● Stated goal
Quote, without change, all of the lines that follow.
** Begin Provided records **
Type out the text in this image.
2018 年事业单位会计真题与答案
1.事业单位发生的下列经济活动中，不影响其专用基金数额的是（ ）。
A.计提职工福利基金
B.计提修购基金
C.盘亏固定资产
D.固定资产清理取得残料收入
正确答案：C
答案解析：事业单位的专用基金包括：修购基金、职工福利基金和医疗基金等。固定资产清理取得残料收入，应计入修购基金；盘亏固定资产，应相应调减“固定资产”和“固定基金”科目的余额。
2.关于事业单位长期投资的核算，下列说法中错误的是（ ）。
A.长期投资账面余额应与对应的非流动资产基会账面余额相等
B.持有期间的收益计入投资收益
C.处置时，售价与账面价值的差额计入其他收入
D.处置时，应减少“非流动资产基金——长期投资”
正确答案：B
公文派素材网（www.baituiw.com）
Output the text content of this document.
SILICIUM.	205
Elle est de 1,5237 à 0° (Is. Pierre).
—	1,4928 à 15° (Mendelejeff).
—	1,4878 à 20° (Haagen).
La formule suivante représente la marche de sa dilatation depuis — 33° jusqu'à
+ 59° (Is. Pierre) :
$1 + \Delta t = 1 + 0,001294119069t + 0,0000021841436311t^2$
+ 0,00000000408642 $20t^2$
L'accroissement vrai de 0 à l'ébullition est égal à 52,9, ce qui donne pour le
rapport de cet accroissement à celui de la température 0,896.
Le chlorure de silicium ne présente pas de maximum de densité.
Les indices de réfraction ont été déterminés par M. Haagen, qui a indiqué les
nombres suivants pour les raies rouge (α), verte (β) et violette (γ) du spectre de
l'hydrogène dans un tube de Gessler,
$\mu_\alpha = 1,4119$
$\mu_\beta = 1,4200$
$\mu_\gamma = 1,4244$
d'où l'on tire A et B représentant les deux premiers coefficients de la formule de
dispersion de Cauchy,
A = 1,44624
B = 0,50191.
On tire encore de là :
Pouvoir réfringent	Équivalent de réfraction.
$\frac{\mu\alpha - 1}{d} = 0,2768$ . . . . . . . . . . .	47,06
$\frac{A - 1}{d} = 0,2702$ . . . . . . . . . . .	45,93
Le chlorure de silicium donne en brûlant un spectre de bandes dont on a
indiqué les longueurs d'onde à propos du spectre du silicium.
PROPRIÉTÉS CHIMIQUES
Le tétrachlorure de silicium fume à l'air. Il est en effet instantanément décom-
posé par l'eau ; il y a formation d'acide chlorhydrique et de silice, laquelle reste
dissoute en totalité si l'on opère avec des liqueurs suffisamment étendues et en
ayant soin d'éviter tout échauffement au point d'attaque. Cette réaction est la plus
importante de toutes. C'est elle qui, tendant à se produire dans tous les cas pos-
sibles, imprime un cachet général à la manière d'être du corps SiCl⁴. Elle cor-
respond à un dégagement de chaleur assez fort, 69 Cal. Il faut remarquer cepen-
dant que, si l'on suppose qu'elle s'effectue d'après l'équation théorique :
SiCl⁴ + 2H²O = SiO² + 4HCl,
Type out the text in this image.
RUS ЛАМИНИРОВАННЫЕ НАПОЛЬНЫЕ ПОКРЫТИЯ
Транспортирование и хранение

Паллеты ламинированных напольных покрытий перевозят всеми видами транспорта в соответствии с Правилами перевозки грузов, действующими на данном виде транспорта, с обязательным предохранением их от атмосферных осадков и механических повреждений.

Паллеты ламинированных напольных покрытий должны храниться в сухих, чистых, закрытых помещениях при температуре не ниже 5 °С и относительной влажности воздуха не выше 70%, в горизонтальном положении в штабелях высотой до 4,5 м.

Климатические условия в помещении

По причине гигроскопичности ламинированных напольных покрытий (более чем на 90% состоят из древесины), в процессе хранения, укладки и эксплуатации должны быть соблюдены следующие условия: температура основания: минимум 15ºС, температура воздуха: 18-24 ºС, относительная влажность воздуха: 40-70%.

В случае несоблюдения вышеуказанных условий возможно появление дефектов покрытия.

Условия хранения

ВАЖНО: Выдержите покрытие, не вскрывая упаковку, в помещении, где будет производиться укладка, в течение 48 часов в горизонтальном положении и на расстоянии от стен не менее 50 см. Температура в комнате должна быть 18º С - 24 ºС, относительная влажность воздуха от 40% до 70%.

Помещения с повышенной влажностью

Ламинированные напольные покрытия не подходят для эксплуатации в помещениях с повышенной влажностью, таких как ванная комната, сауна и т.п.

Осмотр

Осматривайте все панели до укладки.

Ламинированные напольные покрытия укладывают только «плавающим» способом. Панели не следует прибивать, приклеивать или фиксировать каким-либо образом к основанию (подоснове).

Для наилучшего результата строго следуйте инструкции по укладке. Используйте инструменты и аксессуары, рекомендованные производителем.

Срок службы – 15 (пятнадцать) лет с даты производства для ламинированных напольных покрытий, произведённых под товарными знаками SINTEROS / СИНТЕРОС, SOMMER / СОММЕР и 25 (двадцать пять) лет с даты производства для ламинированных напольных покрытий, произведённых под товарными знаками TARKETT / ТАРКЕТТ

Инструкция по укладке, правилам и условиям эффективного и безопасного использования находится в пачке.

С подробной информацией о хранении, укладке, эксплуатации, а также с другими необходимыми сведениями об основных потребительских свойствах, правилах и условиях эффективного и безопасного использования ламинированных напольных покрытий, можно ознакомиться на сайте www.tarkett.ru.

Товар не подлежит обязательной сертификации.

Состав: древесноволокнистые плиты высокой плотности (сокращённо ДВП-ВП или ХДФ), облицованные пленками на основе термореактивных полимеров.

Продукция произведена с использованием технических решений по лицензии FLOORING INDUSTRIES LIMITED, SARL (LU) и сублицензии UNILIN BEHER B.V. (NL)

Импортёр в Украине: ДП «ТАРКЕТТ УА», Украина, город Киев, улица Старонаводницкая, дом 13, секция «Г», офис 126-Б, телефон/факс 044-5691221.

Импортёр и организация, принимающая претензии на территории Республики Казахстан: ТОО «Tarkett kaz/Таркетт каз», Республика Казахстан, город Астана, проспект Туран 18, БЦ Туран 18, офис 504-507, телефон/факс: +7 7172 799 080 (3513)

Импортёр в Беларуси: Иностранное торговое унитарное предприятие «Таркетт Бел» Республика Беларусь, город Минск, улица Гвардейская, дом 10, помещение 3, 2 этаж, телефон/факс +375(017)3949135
** End Provided records **
● Response
Type out the text in this image.
2018 年事业单位会计真题与答案
1.事业单位发生的下列经济活动中，不影响其专用基金数额的是（ ）。
A.计提职工福利基金
B.计提修购基金
C.盘亏固定资产
D.固定资产清理取得残料收入
正确答案：C
答案解析：事业单位的专用基金包括：修购基金、职工福利基金和医疗基金等。固定资产清理取得残料收入，应计入修购基金；盘亏固定资产，应相应调减“固定资产”和“固定基金”科目的余额。
2.关于事业单位长期投资的核算，下列说法中错误的是（ ）。
A.长期投资账面余额应与对应的非流动资产基会账面余额相等
B.持有期间的收益计入投资收益
C.处置时，售价与账面价值的差额计入其他收入
D.处置时，应减少“非流动资产基金——长期投资”
正确答案：B
公文派素材网（www.baituiw.com）
Output the text content of this document.
SILICIUM.	205
Elle est de 1,5237 à 0° (Is. Pierre).
—	1,4928 à 15° (Mendelejeff).
—	1,4878 à 20° (Haagen).
La formule suivante représente la marche de sa dilatation depuis — 33° jusqu'à
+ 59° (Is. Pierre) :
$1 + \Delta t = 1 + 0,001294119069t + 0,0000021841436311t^2$
+ 0,00000000408642 $20t^2$
L'accroissement vrai de 0 à l'ébullition est égal à 52,9, ce qui donne pour le
rapport de cet accroissement à celui de la température 0,896.
Le chlorure de silicium ne présente pas de maximum de densité.
Les indices de réfraction ont été déterminés par M. Haagen, qui a indiqué les
nombres suivants pour les raies rouge (α), verte (β) et violette (γ) du spectre de
l'hydrogène dans un tube de Gessler,
$\mu_\alpha = 1,4119$
$\mu_\beta = 1,4200$
$\mu_\gamma = 1,4244$
d'où l'on tire A et B représentant les deux premiers coefficients de la formule de
dispersion de Cauchy,
A = 1,44624
B = 0,50191.
On tire encore de là :
Pouvoir réfringent	Équivalent de réfraction.
$\frac{\mu\alpha - 1}{d} = 0,2768$ . . . . . . . . . . .	47,06
$\frac{A - 1}{d} = 0,2702$ . . . . . . . . . . .	45,93
Le chlorure de silicium donne en brûlant un spectre de bandes dont on a
indiqué les longueurs d'onde à propos du spectre du silicium.
PROPRIÉTÉS CHIMIQUES
Le tétrachlorure de silicium fume à l'air. Il est en effet instantanément décom-
posé par l'eau ; il y a formation d'acide chlorhydrique et de silice, laquelle reste
dissoute en totalité si l'on opère avec des liqueurs suffisamment étendues et en
ayant soin d'éviter tout échauffement au point d'attaque. Cette réaction est la plus
importante de toutes. C'est elle qui, tendant à se produire dans tous les cas pos-
sibles, imprime un cachet général à la manière d'être du corps SiCl⁴. Elle cor-
respond à un dégagement de chaleur assez fort, 69 Cal. Il faut remarquer cepen-
dant que, si l'on suppose qu'elle s'effectue d'après l'équation théorique :
SiCl⁴ + 2H²O = SiO² + 4HCl,
Type out the text in this image.
RUS ЛАМИНИРОВАННЫЕ НАПОЛЬНЫЕ ПОКРЫТИЯ
Транспортирование и хранение

Паллеты ламинированных напольных покрытий перевозят всеми видами транспорта в соответствии с Правилами перевозки грузов, действующими на данном виде транспорта, с обязательным предохранением их от атмосферных осадков и механических повреждений.

Паллеты ламинированных напольных покрытий должны храниться в сухих, чистых, закрытых помещениях при температуре не ниже 5 °С и относительной влажности воздуха не выше 70%, в горизонтальном положении в штабелях высотой до 4,5 м.

Климатические условия в помещении

По причине гигроскопичности ламинированных напольных покрытий (более чем на 90% состоят из древесины), в процессе хранения, укладки и эксплуатации должны быть соблюдены следующие условия: температура основания: минимум 15ºС, температура воздуха: 18-24 ºС, относительная влажность воздуха: 40-70%.

В случае несоблюдения вышеуказанных условий возможно появление дефектов покрытия.

Условия хранения

ВАЖНО: Выдержите покрытие, не вскрывая упаковку, в помещении, где будет производиться укладка, в течение 48 часов в горизонтальном положении и на расстоянии от стен не менее 50 см. Температура в комнате должна быть 18º С - 24 ºС, относительная влажность воздуха от 40% до 70%.

Помещения с повышенной влажностью

Ламинированные напольные покрытия не подходят для эксплуатации в помещениях с повышенной влажностью, таких как ванная комната, сауна и т.п.

Осмотр

Осматривайте все панели до укладки.

Ламинированные напольные покрытия укладывают только «плавающим» способом. Панели не следует прибивать, приклеивать или фиксировать каким-либо образом к основанию (подоснове).

Для наилучшего результата строго следуйте инструкции по укладке. Используйте инструменты и аксессуары, рекомендованные производителем.

Срок службы – 15 (пятнадцать) лет с даты производства для ламинированных напольных покрытий, произведённых под товарными знаками SINTEROS / СИНТЕРОС, SOMMER / СОММЕР и 25 (двадцать пять) лет с даты производства для ламинированных напольных покрытий, произведённых под товарными знаками TARKETT / ТАРКЕТТ

Инструкция по укладке, правилам и условиям эффективного и безопасного использования находится в пачке.

С подробной информацией о хранении, укладке, эксплуатации, а также с другими необходимыми сведениями об основных потребительских свойствах, правилах и условиях эффективного и безопасного использования ламинированных напольных покрытий, можно ознакомиться на сайте www.tarkett.ru.

Товар не подлежит обязательной сертификации.

Состав: древесноволокнистые плиты высокой плотности (сокращённо ДВП-ВП или ХДФ), облицованные пленками на основе термореактивных полимеров.

Продукция произведена с использованием технических решений по лицензии FLOORING INDUSTRIES LIMITED, SARL (LU) и сублицензии UNILIN BEHER B.V. (NL)

Импортёр в Украине: ДП «ТАРКЕТТ УА», Украина, город Киев, улица Старонаводницкая, дом 13, секция «Г», офис 126-Б, телефон/факс 044-5691221.

Импортёр и организация, принимающая претензии на территории Республики Казахстан: ТОО «Tarkett kaz/Таркетт каз», Республика Казахстан, город Астана, проспект Туран 18, БЦ Туран 18, офис 504-507, телефон/факс: +7 7172 799 080 (3513)

Импортёр в Беларуси: Иностранное торговое унитарное предприятие «Таркетт Бел» Республика Беларусь, город Минск, улица Гвардейская, дом 10, помещение 3, 2 этаж, телефон/факс +375(017)3949135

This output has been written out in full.